What needs to be done »
Print the entries in full, word for word, but not the pictures.
## begin Data supplied
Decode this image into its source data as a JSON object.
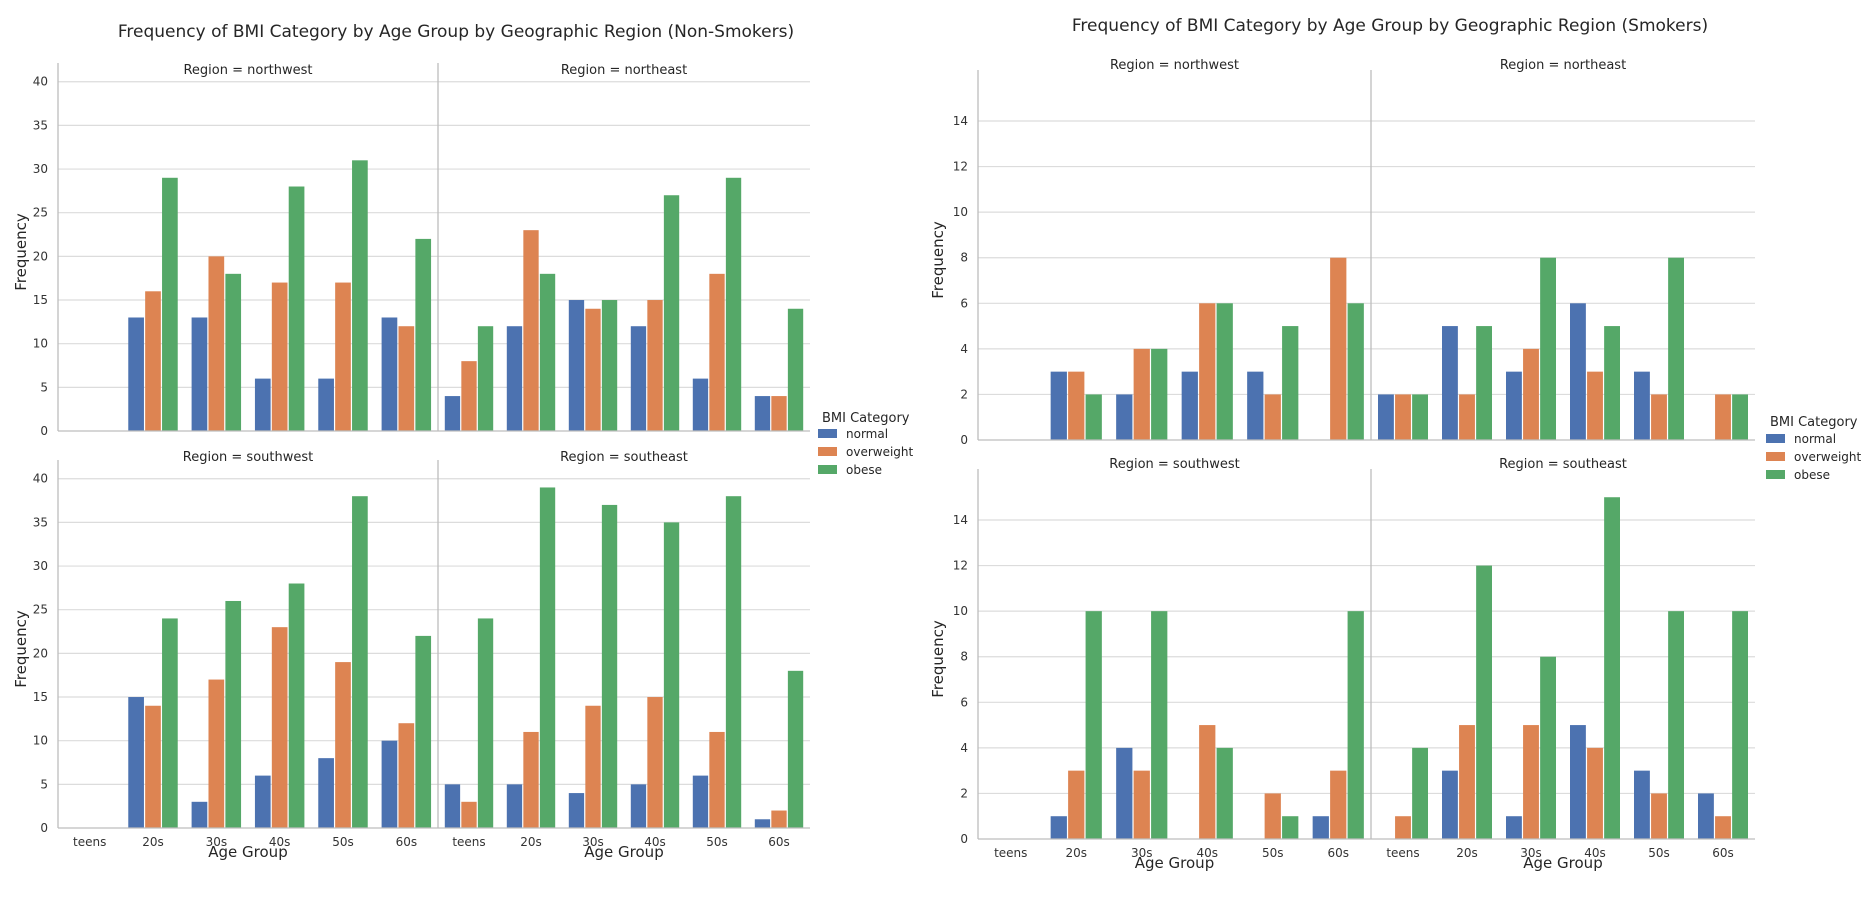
{
  "chart_data": [
    {
      "type": "bar",
      "title": "Frequency of BMI Category by Age Group by Geographic Region (Non-Smokers)",
      "xlabel": "Age Group",
      "ylabel": "Frequency",
      "categories": [
        "teens",
        "20s",
        "30s",
        "40s",
        "50s",
        "60s"
      ],
      "ylim": [
        0,
        41
      ],
      "yticks": [
        0,
        5,
        10,
        15,
        20,
        25,
        30,
        35,
        40
      ],
      "grid": true,
      "legend": {
        "title": "BMI Category",
        "placement": "right"
      },
      "series_names": [
        "normal",
        "overweight",
        "obese"
      ],
      "series_colors": [
        "#4c72b0",
        "#dd8452",
        "#55a868"
      ],
      "facets": [
        {
          "title": "Region = northwest",
          "series": [
            {
              "name": "normal",
              "values": [
                0,
                13,
                13,
                6,
                6,
                13
              ]
            },
            {
              "name": "overweight",
              "values": [
                0,
                16,
                20,
                17,
                17,
                12
              ]
            },
            {
              "name": "obese",
              "values": [
                0,
                29,
                18,
                28,
                31,
                22
              ]
            }
          ]
        },
        {
          "title": "Region = northeast",
          "series": [
            {
              "name": "normal",
              "values": [
                4,
                12,
                15,
                12,
                6,
                4
              ]
            },
            {
              "name": "overweight",
              "values": [
                8,
                23,
                14,
                15,
                18,
                4
              ]
            },
            {
              "name": "obese",
              "values": [
                12,
                18,
                15,
                27,
                29,
                14
              ]
            }
          ]
        },
        {
          "title": "Region = southwest",
          "series": [
            {
              "name": "normal",
              "values": [
                0,
                15,
                3,
                6,
                8,
                10
              ]
            },
            {
              "name": "overweight",
              "values": [
                0,
                14,
                17,
                23,
                19,
                12
              ]
            },
            {
              "name": "obese",
              "values": [
                0,
                24,
                26,
                28,
                38,
                22
              ]
            }
          ]
        },
        {
          "title": "Region = southeast",
          "series": [
            {
              "name": "normal",
              "values": [
                5,
                5,
                4,
                5,
                6,
                1
              ]
            },
            {
              "name": "overweight",
              "values": [
                3,
                11,
                14,
                15,
                11,
                2
              ]
            },
            {
              "name": "obese",
              "values": [
                24,
                39,
                37,
                35,
                38,
                18
              ]
            }
          ]
        }
      ]
    },
    {
      "type": "bar",
      "title": "Frequency of BMI Category by Age Group by Geographic Region (Smokers)",
      "xlabel": "Age Group",
      "ylabel": "Frequency",
      "categories": [
        "teens",
        "20s",
        "30s",
        "40s",
        "50s",
        "60s"
      ],
      "ylim": [
        0,
        15.8
      ],
      "yticks": [
        0,
        2,
        4,
        6,
        8,
        10,
        12,
        14
      ],
      "grid": true,
      "legend": {
        "title": "BMI Category",
        "placement": "right"
      },
      "series_names": [
        "normal",
        "overweight",
        "obese"
      ],
      "series_colors": [
        "#4c72b0",
        "#dd8452",
        "#55a868"
      ],
      "facets": [
        {
          "title": "Region = northwest",
          "series": [
            {
              "name": "normal",
              "values": [
                0,
                3,
                2,
                3,
                3,
                0
              ]
            },
            {
              "name": "overweight",
              "values": [
                0,
                3,
                4,
                6,
                2,
                8
              ]
            },
            {
              "name": "obese",
              "values": [
                0,
                2,
                4,
                6,
                5,
                6
              ]
            }
          ]
        },
        {
          "title": "Region = northeast",
          "series": [
            {
              "name": "normal",
              "values": [
                2,
                5,
                3,
                6,
                3,
                0
              ]
            },
            {
              "name": "overweight",
              "values": [
                2,
                2,
                4,
                3,
                2,
                2
              ]
            },
            {
              "name": "obese",
              "values": [
                2,
                5,
                8,
                5,
                8,
                2
              ]
            }
          ]
        },
        {
          "title": "Region = southwest",
          "series": [
            {
              "name": "normal",
              "values": [
                0,
                1,
                4,
                0,
                0,
                1
              ]
            },
            {
              "name": "overweight",
              "values": [
                0,
                3,
                3,
                5,
                2,
                3
              ]
            },
            {
              "name": "obese",
              "values": [
                0,
                10,
                10,
                4,
                1,
                10
              ]
            }
          ]
        },
        {
          "title": "Region = southeast",
          "series": [
            {
              "name": "normal",
              "values": [
                0,
                3,
                1,
                5,
                3,
                2
              ]
            },
            {
              "name": "overweight",
              "values": [
                1,
                5,
                5,
                4,
                2,
                1
              ]
            },
            {
              "name": "obese",
              "values": [
                4,
                12,
                8,
                15,
                10,
                10
              ]
            }
          ]
        }
      ]
    }
  ]
}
## end Data supplied
Answer below »
Decode this image into its source data as a JSON object.
{
  "chart_data": [
    {
      "type": "bar",
      "title": "Frequency of BMI Category by Age Group by Geographic Region (Non-Smokers)",
      "xlabel": "Age Group",
      "ylabel": "Frequency",
      "categories": [
        "teens",
        "20s",
        "30s",
        "40s",
        "50s",
        "60s"
      ],
      "ylim": [
        0,
        41
      ],
      "yticks": [
        0,
        5,
        10,
        15,
        20,
        25,
        30,
        35,
        40
      ],
      "grid": true,
      "legend": {
        "title": "BMI Category",
        "placement": "right"
      },
      "series_names": [
        "normal",
        "overweight",
        "obese"
      ],
      "series_colors": [
        "#4c72b0",
        "#dd8452",
        "#55a868"
      ],
      "facets": [
        {
          "title": "Region = northwest",
          "series": [
            {
              "name": "normal",
              "values": [
                0,
                13,
                13,
                6,
                6,
                13
              ]
            },
            {
              "name": "overweight",
              "values": [
                0,
                16,
                20,
                17,
                17,
                12
              ]
            },
            {
              "name": "obese",
              "values": [
                0,
                29,
                18,
                28,
                31,
                22
              ]
            }
          ]
        },
        {
          "title": "Region = northeast",
          "series": [
            {
              "name": "normal",
              "values": [
                4,
                12,
                15,
                12,
                6,
                4
              ]
            },
            {
              "name": "overweight",
              "values": [
                8,
                23,
                14,
                15,
                18,
                4
              ]
            },
            {
              "name": "obese",
              "values": [
                12,
                18,
                15,
                27,
                29,
                14
              ]
            }
          ]
        },
        {
          "title": "Region = southwest",
          "series": [
            {
              "name": "normal",
              "values": [
                0,
                15,
                3,
                6,
                8,
                10
              ]
            },
            {
              "name": "overweight",
              "values": [
                0,
                14,
                17,
                23,
                19,
                12
              ]
            },
            {
              "name": "obese",
              "values": [
                0,
                24,
                26,
                28,
                38,
                22
              ]
            }
          ]
        },
        {
          "title": "Region = southeast",
          "series": [
            {
              "name": "normal",
              "values": [
                5,
                5,
                4,
                5,
                6,
                1
              ]
            },
            {
              "name": "overweight",
              "values": [
                3,
                11,
                14,
                15,
                11,
                2
              ]
            },
            {
              "name": "obese",
              "values": [
                24,
                39,
                37,
                35,
                38,
                18
              ]
            }
          ]
        }
      ]
    },
    {
      "type": "bar",
      "title": "Frequency of BMI Category by Age Group by Geographic Region (Smokers)",
      "xlabel": "Age Group",
      "ylabel": "Frequency",
      "categories": [
        "teens",
        "20s",
        "30s",
        "40s",
        "50s",
        "60s"
      ],
      "ylim": [
        0,
        15.8
      ],
      "yticks": [
        0,
        2,
        4,
        6,
        8,
        10,
        12,
        14
      ],
      "grid": true,
      "legend": {
        "title": "BMI Category",
        "placement": "right"
      },
      "series_names": [
        "normal",
        "overweight",
        "obese"
      ],
      "series_colors": [
        "#4c72b0",
        "#dd8452",
        "#55a868"
      ],
      "facets": [
        {
          "title": "Region = northwest",
          "series": [
            {
              "name": "normal",
              "values": [
                0,
                3,
                2,
                3,
                3,
                0
              ]
            },
            {
              "name": "overweight",
              "values": [
                0,
                3,
                4,
                6,
                2,
                8
              ]
            },
            {
              "name": "obese",
              "values": [
                0,
                2,
                4,
                6,
                5,
                6
              ]
            }
          ]
        },
        {
          "title": "Region = northeast",
          "series": [
            {
              "name": "normal",
              "values": [
                2,
                5,
                3,
                6,
                3,
                0
              ]
            },
            {
              "name": "overweight",
              "values": [
                2,
                2,
                4,
                3,
                2,
                2
              ]
            },
            {
              "name": "obese",
              "values": [
                2,
                5,
                8,
                5,
                8,
                2
              ]
            }
          ]
        },
        {
          "title": "Region = southwest",
          "series": [
            {
              "name": "normal",
              "values": [
                0,
                1,
                4,
                0,
                0,
                1
              ]
            },
            {
              "name": "overweight",
              "values": [
                0,
                3,
                3,
                5,
                2,
                3
              ]
            },
            {
              "name": "obese",
              "values": [
                0,
                10,
                10,
                4,
                1,
                10
              ]
            }
          ]
        },
        {
          "title": "Region = southeast",
          "series": [
            {
              "name": "normal",
              "values": [
                0,
                3,
                1,
                5,
                3,
                2
              ]
            },
            {
              "name": "overweight",
              "values": [
                1,
                5,
                5,
                4,
                2,
                1
              ]
            },
            {
              "name": "obese",
              "values": [
                4,
                12,
                8,
                15,
                10,
                10
              ]
            }
          ]
        }
      ]
    }
  ]
}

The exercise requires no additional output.